[Start of Task data]

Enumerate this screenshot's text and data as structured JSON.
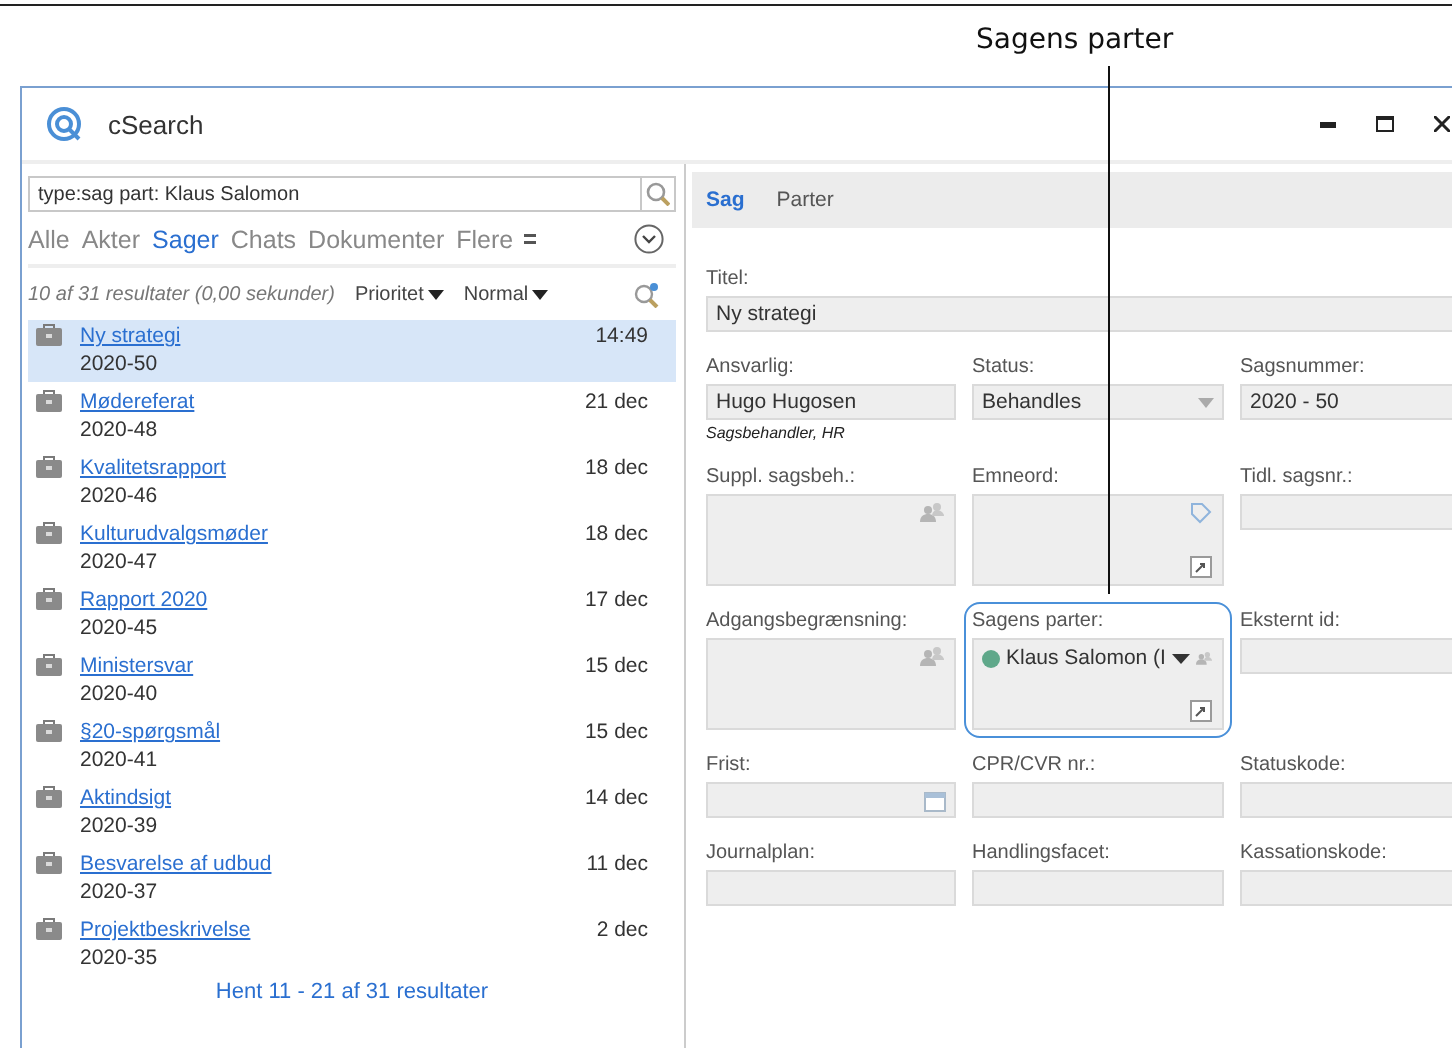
{
  "annotation": {
    "label": "Sagens parter"
  },
  "window": {
    "title": "cSearch"
  },
  "search": {
    "value": "type:sag part: Klaus Salomon"
  },
  "filters": [
    {
      "label": "Alle",
      "selected": false
    },
    {
      "label": "Akter",
      "selected": false
    },
    {
      "label": "Sager",
      "selected": true
    },
    {
      "label": "Chats",
      "selected": false
    },
    {
      "label": "Dokumenter",
      "selected": false
    },
    {
      "label": "Flere",
      "selected": false
    }
  ],
  "results": {
    "summary": "10 af 31 resultater (0,00 sekunder)",
    "sort": "Prioritet",
    "mode": "Normal",
    "more": "Hent 11 - 21 af 31 resultater"
  },
  "items": [
    {
      "title": "Ny strategi",
      "number": "2020-50",
      "date": "14:49",
      "selected": true
    },
    {
      "title": "Mødereferat",
      "number": "2020-48",
      "date": "21 dec",
      "selected": false
    },
    {
      "title": "Kvalitetsrapport",
      "number": "2020-46",
      "date": "18 dec",
      "selected": false
    },
    {
      "title": "Kulturudvalgsmøder",
      "number": "2020-47",
      "date": "18 dec",
      "selected": false
    },
    {
      "title": "Rapport 2020",
      "number": "2020-45",
      "date": "17 dec",
      "selected": false
    },
    {
      "title": "Ministersvar",
      "number": "2020-40",
      "date": "15 dec",
      "selected": false
    },
    {
      "title": "§20-spørgsmål",
      "number": "2020-41",
      "date": "15 dec",
      "selected": false
    },
    {
      "title": "Aktindsigt",
      "number": "2020-39",
      "date": "14 dec",
      "selected": false
    },
    {
      "title": "Besvarelse af udbud",
      "number": "2020-37",
      "date": "11 dec",
      "selected": false
    },
    {
      "title": "Projektbeskrivelse",
      "number": "2020-35",
      "date": "2 dec",
      "selected": false
    }
  ],
  "detail_tabs": [
    {
      "label": "Sag",
      "selected": true
    },
    {
      "label": "Parter",
      "selected": false
    }
  ],
  "fields": [
    {
      "label": "Titel:",
      "kind": "text",
      "value": "Ny strategi",
      "wide": true
    },
    {
      "label": "Ansvarlig:",
      "kind": "text",
      "value": "Hugo Hugosen",
      "note": "Sagsbehandler, HR"
    },
    {
      "label": "Status:",
      "kind": "select",
      "value": "Behandles"
    },
    {
      "label": "Sagsnummer:",
      "kind": "text",
      "value": "2020 - 50"
    },
    {
      "label": "Suppl. sagsbeh.:",
      "kind": "people"
    },
    {
      "label": "Emneord:",
      "kind": "tags"
    },
    {
      "label": "Tidl. sagsnr.:",
      "kind": "text"
    },
    {
      "label": "Adgangsbegrænsning:",
      "kind": "people"
    },
    {
      "label": "Sagens parter:",
      "kind": "parties",
      "highlighted": true,
      "chip": {
        "name": "Klaus Salomon (I",
        "color": "#5fa88a"
      }
    },
    {
      "label": "Eksternt id:",
      "kind": "text"
    },
    {
      "label": "Frist:",
      "kind": "date"
    },
    {
      "label": "CPR/CVR nr.:",
      "kind": "text"
    },
    {
      "label": "Statuskode:",
      "kind": "text"
    },
    {
      "label": "Journalplan:",
      "kind": "text"
    },
    {
      "label": "Handlingsfacet:",
      "kind": "text"
    },
    {
      "label": "Kassationskode:",
      "kind": "text"
    }
  ]
}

[End of Task data]

Omit the pictures and restate the rest of the records verbatim.

Enumerate this screenshot's text and data as structured JSON.
{
  "annotation": {
    "label": "Sagens parter"
  },
  "window": {
    "title": "cSearch"
  },
  "search": {
    "value": "type:sag part: Klaus Salomon"
  },
  "filters": [
    {
      "label": "Alle",
      "selected": false
    },
    {
      "label": "Akter",
      "selected": false
    },
    {
      "label": "Sager",
      "selected": true
    },
    {
      "label": "Chats",
      "selected": false
    },
    {
      "label": "Dokumenter",
      "selected": false
    },
    {
      "label": "Flere",
      "selected": false
    }
  ],
  "results": {
    "summary": "10 af 31 resultater (0,00 sekunder)",
    "sort": "Prioritet",
    "mode": "Normal",
    "more": "Hent 11 - 21 af 31 resultater"
  },
  "items": [
    {
      "title": "Ny strategi",
      "number": "2020-50",
      "date": "14:49",
      "selected": true
    },
    {
      "title": "Mødereferat",
      "number": "2020-48",
      "date": "21 dec",
      "selected": false
    },
    {
      "title": "Kvalitetsrapport",
      "number": "2020-46",
      "date": "18 dec",
      "selected": false
    },
    {
      "title": "Kulturudvalgsmøder",
      "number": "2020-47",
      "date": "18 dec",
      "selected": false
    },
    {
      "title": "Rapport 2020",
      "number": "2020-45",
      "date": "17 dec",
      "selected": false
    },
    {
      "title": "Ministersvar",
      "number": "2020-40",
      "date": "15 dec",
      "selected": false
    },
    {
      "title": "§20-spørgsmål",
      "number": "2020-41",
      "date": "15 dec",
      "selected": false
    },
    {
      "title": "Aktindsigt",
      "number": "2020-39",
      "date": "14 dec",
      "selected": false
    },
    {
      "title": "Besvarelse af udbud",
      "number": "2020-37",
      "date": "11 dec",
      "selected": false
    },
    {
      "title": "Projektbeskrivelse",
      "number": "2020-35",
      "date": "2 dec",
      "selected": false
    }
  ],
  "detail_tabs": [
    {
      "label": "Sag",
      "selected": true
    },
    {
      "label": "Parter",
      "selected": false
    }
  ],
  "fields": [
    {
      "label": "Titel:",
      "kind": "text",
      "value": "Ny strategi",
      "wide": true
    },
    {
      "label": "Ansvarlig:",
      "kind": "text",
      "value": "Hugo Hugosen",
      "note": "Sagsbehandler, HR"
    },
    {
      "label": "Status:",
      "kind": "select",
      "value": "Behandles"
    },
    {
      "label": "Sagsnummer:",
      "kind": "text",
      "value": "2020 - 50"
    },
    {
      "label": "Suppl. sagsbeh.:",
      "kind": "people"
    },
    {
      "label": "Emneord:",
      "kind": "tags"
    },
    {
      "label": "Tidl. sagsnr.:",
      "kind": "text"
    },
    {
      "label": "Adgangsbegrænsning:",
      "kind": "people"
    },
    {
      "label": "Sagens parter:",
      "kind": "parties",
      "highlighted": true,
      "chip": {
        "name": "Klaus Salomon (I",
        "color": "#5fa88a"
      }
    },
    {
      "label": "Eksternt id:",
      "kind": "text"
    },
    {
      "label": "Frist:",
      "kind": "date"
    },
    {
      "label": "CPR/CVR nr.:",
      "kind": "text"
    },
    {
      "label": "Statuskode:",
      "kind": "text"
    },
    {
      "label": "Journalplan:",
      "kind": "text"
    },
    {
      "label": "Handlingsfacet:",
      "kind": "text"
    },
    {
      "label": "Kassationskode:",
      "kind": "text"
    }
  ]
}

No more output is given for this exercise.